* [YOUR INSTRUCTIONS] Every entry that follows should be reproduced exactly.

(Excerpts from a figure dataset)
───
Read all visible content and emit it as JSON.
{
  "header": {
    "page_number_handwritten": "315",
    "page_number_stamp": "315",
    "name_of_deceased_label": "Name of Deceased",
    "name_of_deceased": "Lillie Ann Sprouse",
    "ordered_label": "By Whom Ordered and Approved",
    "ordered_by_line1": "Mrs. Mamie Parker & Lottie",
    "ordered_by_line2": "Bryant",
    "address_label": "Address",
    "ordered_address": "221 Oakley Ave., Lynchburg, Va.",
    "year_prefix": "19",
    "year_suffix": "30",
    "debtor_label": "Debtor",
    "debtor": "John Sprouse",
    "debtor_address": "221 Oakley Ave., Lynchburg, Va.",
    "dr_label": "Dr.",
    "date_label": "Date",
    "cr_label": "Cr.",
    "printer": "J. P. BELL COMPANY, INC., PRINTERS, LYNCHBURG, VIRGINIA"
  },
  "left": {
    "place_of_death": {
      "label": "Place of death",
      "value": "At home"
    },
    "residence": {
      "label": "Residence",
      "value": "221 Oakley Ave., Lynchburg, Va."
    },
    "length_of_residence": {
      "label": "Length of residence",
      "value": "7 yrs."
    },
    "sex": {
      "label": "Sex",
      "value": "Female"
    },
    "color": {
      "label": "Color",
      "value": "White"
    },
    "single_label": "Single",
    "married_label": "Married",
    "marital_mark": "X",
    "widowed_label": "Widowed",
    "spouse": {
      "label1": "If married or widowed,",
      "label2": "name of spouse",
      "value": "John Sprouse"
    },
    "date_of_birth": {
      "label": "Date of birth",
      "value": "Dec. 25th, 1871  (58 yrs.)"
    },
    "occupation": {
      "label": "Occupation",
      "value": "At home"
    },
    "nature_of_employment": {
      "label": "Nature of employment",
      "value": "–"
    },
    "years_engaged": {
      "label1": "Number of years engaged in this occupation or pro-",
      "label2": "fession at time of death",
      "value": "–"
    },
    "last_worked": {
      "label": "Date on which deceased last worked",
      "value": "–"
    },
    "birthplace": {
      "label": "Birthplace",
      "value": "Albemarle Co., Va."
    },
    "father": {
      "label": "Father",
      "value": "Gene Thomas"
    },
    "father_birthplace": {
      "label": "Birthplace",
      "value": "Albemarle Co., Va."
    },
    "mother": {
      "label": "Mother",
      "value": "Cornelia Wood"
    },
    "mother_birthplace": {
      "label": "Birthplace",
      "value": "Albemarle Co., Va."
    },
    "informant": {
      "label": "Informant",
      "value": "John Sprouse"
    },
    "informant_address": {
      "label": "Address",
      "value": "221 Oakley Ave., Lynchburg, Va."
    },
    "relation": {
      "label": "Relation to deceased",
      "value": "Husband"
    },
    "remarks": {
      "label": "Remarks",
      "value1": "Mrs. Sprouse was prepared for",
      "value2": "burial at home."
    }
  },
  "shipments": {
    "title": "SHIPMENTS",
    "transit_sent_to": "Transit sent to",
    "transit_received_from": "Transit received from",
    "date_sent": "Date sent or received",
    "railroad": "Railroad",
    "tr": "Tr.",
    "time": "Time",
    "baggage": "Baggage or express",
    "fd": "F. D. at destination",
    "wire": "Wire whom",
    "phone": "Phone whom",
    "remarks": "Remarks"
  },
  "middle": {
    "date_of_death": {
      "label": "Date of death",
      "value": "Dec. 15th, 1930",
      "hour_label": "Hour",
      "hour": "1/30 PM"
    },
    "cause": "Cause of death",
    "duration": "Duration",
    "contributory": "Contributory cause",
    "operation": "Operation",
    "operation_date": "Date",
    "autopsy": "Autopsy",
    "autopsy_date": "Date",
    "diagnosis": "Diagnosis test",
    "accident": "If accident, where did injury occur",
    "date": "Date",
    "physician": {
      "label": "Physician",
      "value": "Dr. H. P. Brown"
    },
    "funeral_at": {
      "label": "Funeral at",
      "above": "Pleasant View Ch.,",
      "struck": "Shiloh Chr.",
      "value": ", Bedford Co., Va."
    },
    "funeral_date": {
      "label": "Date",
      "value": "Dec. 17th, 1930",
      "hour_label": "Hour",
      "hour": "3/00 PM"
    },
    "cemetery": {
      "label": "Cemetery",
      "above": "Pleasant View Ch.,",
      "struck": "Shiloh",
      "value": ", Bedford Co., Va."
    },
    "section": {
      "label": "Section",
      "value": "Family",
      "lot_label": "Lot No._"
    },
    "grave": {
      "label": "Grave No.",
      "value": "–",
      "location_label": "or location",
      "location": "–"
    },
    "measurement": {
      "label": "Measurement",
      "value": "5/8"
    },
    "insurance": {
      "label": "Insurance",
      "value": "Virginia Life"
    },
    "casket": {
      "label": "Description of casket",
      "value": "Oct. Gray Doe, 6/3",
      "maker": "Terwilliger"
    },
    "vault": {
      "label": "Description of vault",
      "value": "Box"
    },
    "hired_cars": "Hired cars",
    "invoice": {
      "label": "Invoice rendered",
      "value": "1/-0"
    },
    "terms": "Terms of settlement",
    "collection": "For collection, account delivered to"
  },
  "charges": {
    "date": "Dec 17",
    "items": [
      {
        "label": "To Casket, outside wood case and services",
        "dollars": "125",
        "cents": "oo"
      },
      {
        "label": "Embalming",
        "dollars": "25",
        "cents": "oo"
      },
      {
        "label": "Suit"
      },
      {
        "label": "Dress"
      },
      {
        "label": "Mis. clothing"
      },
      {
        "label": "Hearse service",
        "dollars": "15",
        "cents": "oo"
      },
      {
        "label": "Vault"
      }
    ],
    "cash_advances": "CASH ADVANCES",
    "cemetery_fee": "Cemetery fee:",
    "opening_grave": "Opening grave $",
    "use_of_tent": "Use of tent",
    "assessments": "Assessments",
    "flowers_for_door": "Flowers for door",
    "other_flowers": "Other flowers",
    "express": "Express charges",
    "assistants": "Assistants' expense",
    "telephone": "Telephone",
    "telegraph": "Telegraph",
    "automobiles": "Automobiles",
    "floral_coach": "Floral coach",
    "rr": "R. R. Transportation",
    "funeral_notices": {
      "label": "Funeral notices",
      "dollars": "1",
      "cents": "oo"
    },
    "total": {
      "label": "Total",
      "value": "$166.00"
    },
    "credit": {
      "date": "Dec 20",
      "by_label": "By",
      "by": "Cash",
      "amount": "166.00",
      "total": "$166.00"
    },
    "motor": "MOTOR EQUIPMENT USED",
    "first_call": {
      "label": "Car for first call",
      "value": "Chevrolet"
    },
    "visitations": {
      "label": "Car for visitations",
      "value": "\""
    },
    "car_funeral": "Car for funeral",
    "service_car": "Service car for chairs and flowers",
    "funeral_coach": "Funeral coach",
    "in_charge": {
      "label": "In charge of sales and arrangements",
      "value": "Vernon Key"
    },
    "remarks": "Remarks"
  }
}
───
* [ANSWER TO THE PROBLEM]
Read all visible content and emit it as JSON.
{
  "header": {
    "page_number_handwritten": "315",
    "page_number_stamp": "315",
    "name_of_deceased_label": "Name of Deceased",
    "name_of_deceased": "Lillie Ann Sprouse",
    "ordered_label": "By Whom Ordered and Approved",
    "ordered_by_line1": "Mrs. Mamie Parker & Lottie",
    "ordered_by_line2": "Bryant",
    "address_label": "Address",
    "ordered_address": "221 Oakley Ave., Lynchburg, Va.",
    "year_prefix": "19",
    "year_suffix": "30",
    "debtor_label": "Debtor",
    "debtor": "John Sprouse",
    "debtor_address": "221 Oakley Ave., Lynchburg, Va.",
    "dr_label": "Dr.",
    "date_label": "Date",
    "cr_label": "Cr.",
    "printer": "J. P. BELL COMPANY, INC., PRINTERS, LYNCHBURG, VIRGINIA"
  },
  "left": {
    "place_of_death": {
      "label": "Place of death",
      "value": "At home"
    },
    "residence": {
      "label": "Residence",
      "value": "221 Oakley Ave., Lynchburg, Va."
    },
    "length_of_residence": {
      "label": "Length of residence",
      "value": "7 yrs."
    },
    "sex": {
      "label": "Sex",
      "value": "Female"
    },
    "color": {
      "label": "Color",
      "value": "White"
    },
    "single_label": "Single",
    "married_label": "Married",
    "marital_mark": "X",
    "widowed_label": "Widowed",
    "spouse": {
      "label1": "If married or widowed,",
      "label2": "name of spouse",
      "value": "John Sprouse"
    },
    "date_of_birth": {
      "label": "Date of birth",
      "value": "Dec. 25th, 1871  (58 yrs.)"
    },
    "occupation": {
      "label": "Occupation",
      "value": "At home"
    },
    "nature_of_employment": {
      "label": "Nature of employment",
      "value": "–"
    },
    "years_engaged": {
      "label1": "Number of years engaged in this occupation or pro-",
      "label2": "fession at time of death",
      "value": "–"
    },
    "last_worked": {
      "label": "Date on which deceased last worked",
      "value": "–"
    },
    "birthplace": {
      "label": "Birthplace",
      "value": "Albemarle Co., Va."
    },
    "father": {
      "label": "Father",
      "value": "Gene Thomas"
    },
    "father_birthplace": {
      "label": "Birthplace",
      "value": "Albemarle Co., Va."
    },
    "mother": {
      "label": "Mother",
      "value": "Cornelia Wood"
    },
    "mother_birthplace": {
      "label": "Birthplace",
      "value": "Albemarle Co., Va."
    },
    "informant": {
      "label": "Informant",
      "value": "John Sprouse"
    },
    "informant_address": {
      "label": "Address",
      "value": "221 Oakley Ave., Lynchburg, Va."
    },
    "relation": {
      "label": "Relation to deceased",
      "value": "Husband"
    },
    "remarks": {
      "label": "Remarks",
      "value1": "Mrs. Sprouse was prepared for",
      "value2": "burial at home."
    }
  },
  "shipments": {
    "title": "SHIPMENTS",
    "transit_sent_to": "Transit sent to",
    "transit_received_from": "Transit received from",
    "date_sent": "Date sent or received",
    "railroad": "Railroad",
    "tr": "Tr.",
    "time": "Time",
    "baggage": "Baggage or express",
    "fd": "F. D. at destination",
    "wire": "Wire whom",
    "phone": "Phone whom",
    "remarks": "Remarks"
  },
  "middle": {
    "date_of_death": {
      "label": "Date of death",
      "value": "Dec. 15th, 1930",
      "hour_label": "Hour",
      "hour": "1/30 PM"
    },
    "cause": "Cause of death",
    "duration": "Duration",
    "contributory": "Contributory cause",
    "operation": "Operation",
    "operation_date": "Date",
    "autopsy": "Autopsy",
    "autopsy_date": "Date",
    "diagnosis": "Diagnosis test",
    "accident": "If accident, where did injury occur",
    "date": "Date",
    "physician": {
      "label": "Physician",
      "value": "Dr. H. P. Brown"
    },
    "funeral_at": {
      "label": "Funeral at",
      "above": "Pleasant View Ch.,",
      "struck": "Shiloh Chr.",
      "value": ", Bedford Co., Va."
    },
    "funeral_date": {
      "label": "Date",
      "value": "Dec. 17th, 1930",
      "hour_label": "Hour",
      "hour": "3/00 PM"
    },
    "cemetery": {
      "label": "Cemetery",
      "above": "Pleasant View Ch.,",
      "struck": "Shiloh",
      "value": ", Bedford Co., Va."
    },
    "section": {
      "label": "Section",
      "value": "Family",
      "lot_label": "Lot No._"
    },
    "grave": {
      "label": "Grave No.",
      "value": "–",
      "location_label": "or location",
      "location": "–"
    },
    "measurement": {
      "label": "Measurement",
      "value": "5/8"
    },
    "insurance": {
      "label": "Insurance",
      "value": "Virginia Life"
    },
    "casket": {
      "label": "Description of casket",
      "value": "Oct. Gray Doe, 6/3",
      "maker": "Terwilliger"
    },
    "vault": {
      "label": "Description of vault",
      "value": "Box"
    },
    "hired_cars": "Hired cars",
    "invoice": {
      "label": "Invoice rendered",
      "value": "1/-0"
    },
    "terms": "Terms of settlement",
    "collection": "For collection, account delivered to"
  },
  "charges": {
    "date": "Dec 17",
    "items": [
      {
        "label": "To Casket, outside wood case and services",
        "dollars": "125",
        "cents": "oo"
      },
      {
        "label": "Embalming",
        "dollars": "25",
        "cents": "oo"
      },
      {
        "label": "Suit"
      },
      {
        "label": "Dress"
      },
      {
        "label": "Mis. clothing"
      },
      {
        "label": "Hearse service",
        "dollars": "15",
        "cents": "oo"
      },
      {
        "label": "Vault"
      }
    ],
    "cash_advances": "CASH ADVANCES",
    "cemetery_fee": "Cemetery fee:",
    "opening_grave": "Opening grave $",
    "use_of_tent": "Use of tent",
    "assessments": "Assessments",
    "flowers_for_door": "Flowers for door",
    "other_flowers": "Other flowers",
    "express": "Express charges",
    "assistants": "Assistants' expense",
    "telephone": "Telephone",
    "telegraph": "Telegraph",
    "automobiles": "Automobiles",
    "floral_coach": "Floral coach",
    "rr": "R. R. Transportation",
    "funeral_notices": {
      "label": "Funeral notices",
      "dollars": "1",
      "cents": "oo"
    },
    "total": {
      "label": "Total",
      "value": "$166.00"
    },
    "credit": {
      "date": "Dec 20",
      "by_label": "By",
      "by": "Cash",
      "amount": "166.00",
      "total": "$166.00"
    },
    "motor": "MOTOR EQUIPMENT USED",
    "first_call": {
      "label": "Car for first call",
      "value": "Chevrolet"
    },
    "visitations": {
      "label": "Car for visitations",
      "value": "\""
    },
    "car_funeral": "Car for funeral",
    "service_car": "Service car for chairs and flowers",
    "funeral_coach": "Funeral coach",
    "in_charge": {
      "label": "In charge of sales and arrangements",
      "value": "Vernon Key"
    },
    "remarks": "Remarks"
  }
}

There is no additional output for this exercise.